— PROMPT —
Set down the material below word for word, excluding the pictures.

— STORED DATA —
^^^^^^^^^^^^^^^^

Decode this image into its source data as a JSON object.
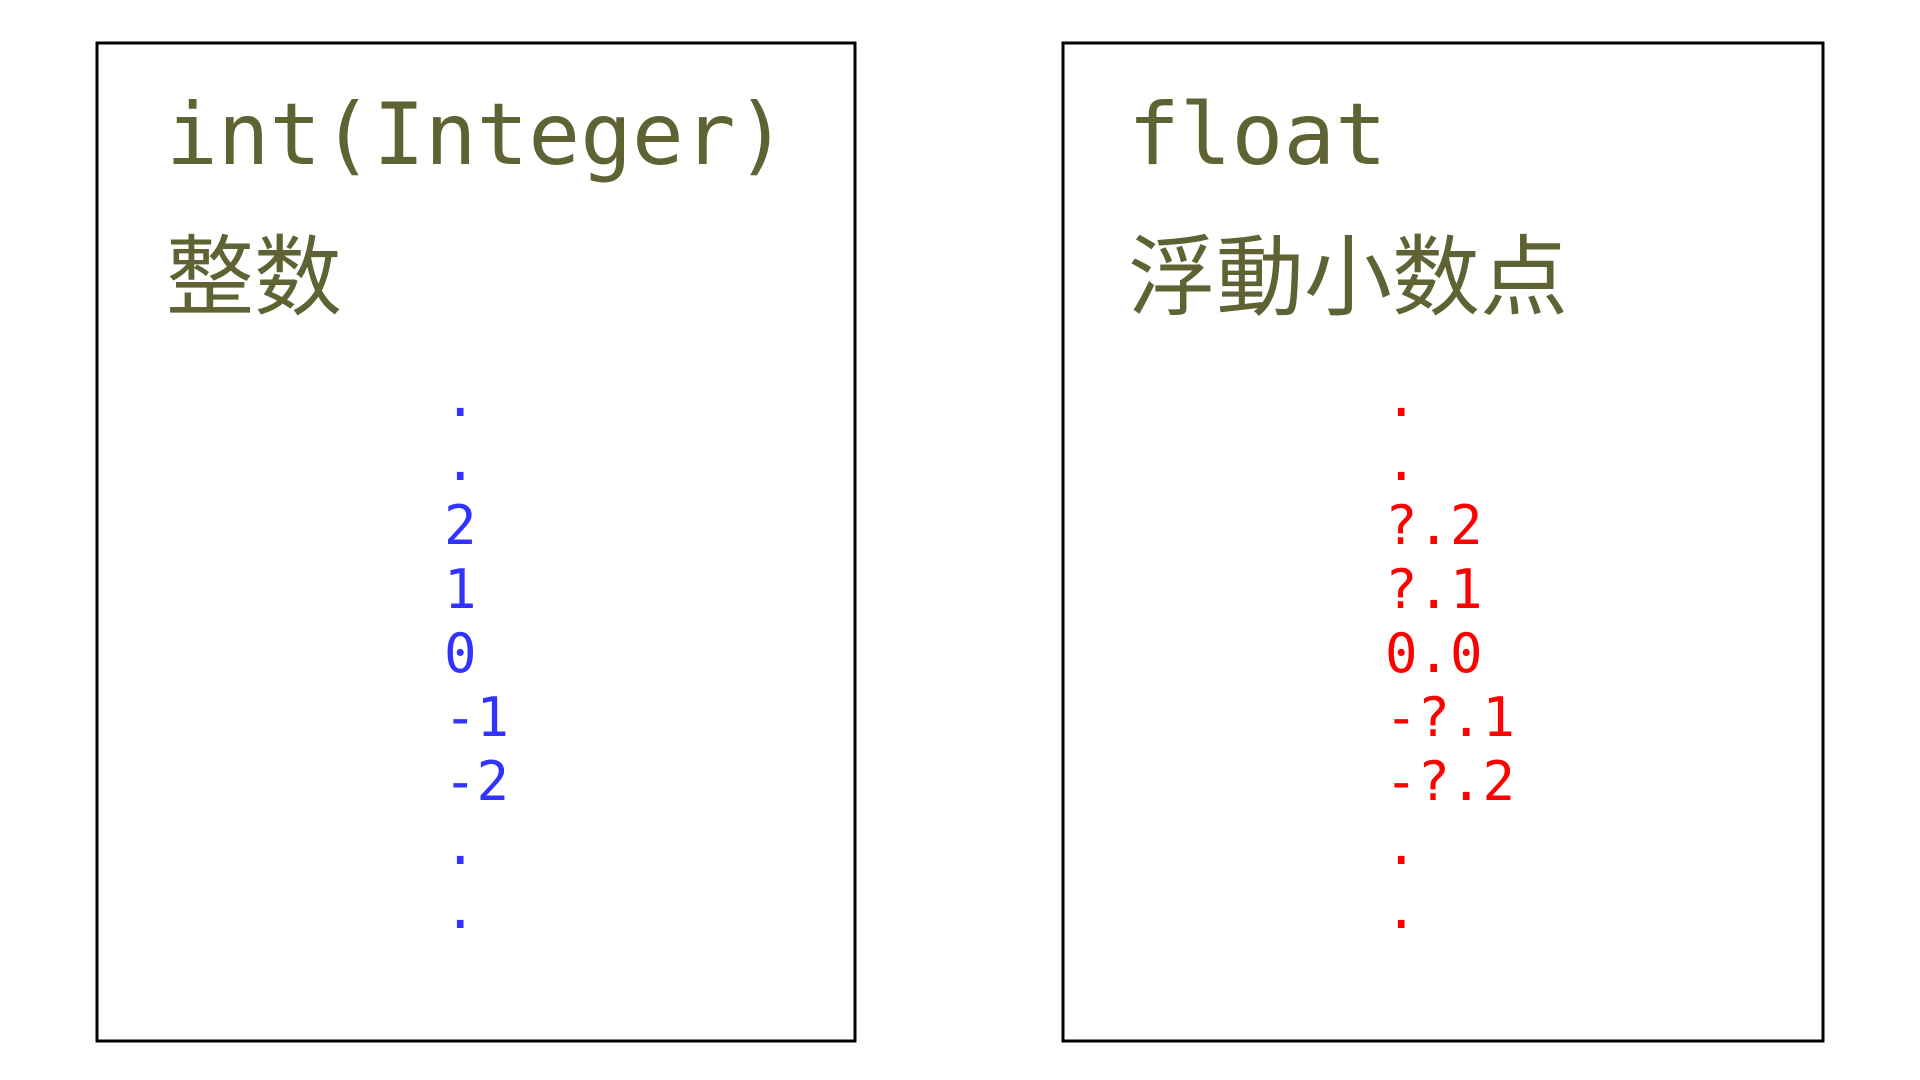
{
  "panels": [
    {
      "title": "int(Integer)",
      "subtitle": "整数",
      "items": [
        ".",
        ".",
        "2",
        "1",
        "0",
        "-1",
        "-2",
        ".",
        "."
      ]
    },
    {
      "title": "float",
      "subtitle": "浮動小数点",
      "items": [
        ".",
        ".",
        "?.2",
        "?.1",
        "0.0",
        "-?.1",
        "-?.2",
        ".",
        "."
      ]
    }
  ]
}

^^^^^^^^^^^^^^^^

— FULL ANSWER —
Decode this image into its source data as a JSON object.
{
  "panels": [
    {
      "title": "int(Integer)",
      "subtitle": "整数",
      "items": [
        ".",
        ".",
        "2",
        "1",
        "0",
        "-1",
        "-2",
        ".",
        "."
      ]
    },
    {
      "title": "float",
      "subtitle": "浮動小数点",
      "items": [
        ".",
        ".",
        "?.2",
        "?.1",
        "0.0",
        "-?.1",
        "-?.2",
        ".",
        "."
      ]
    }
  ]
}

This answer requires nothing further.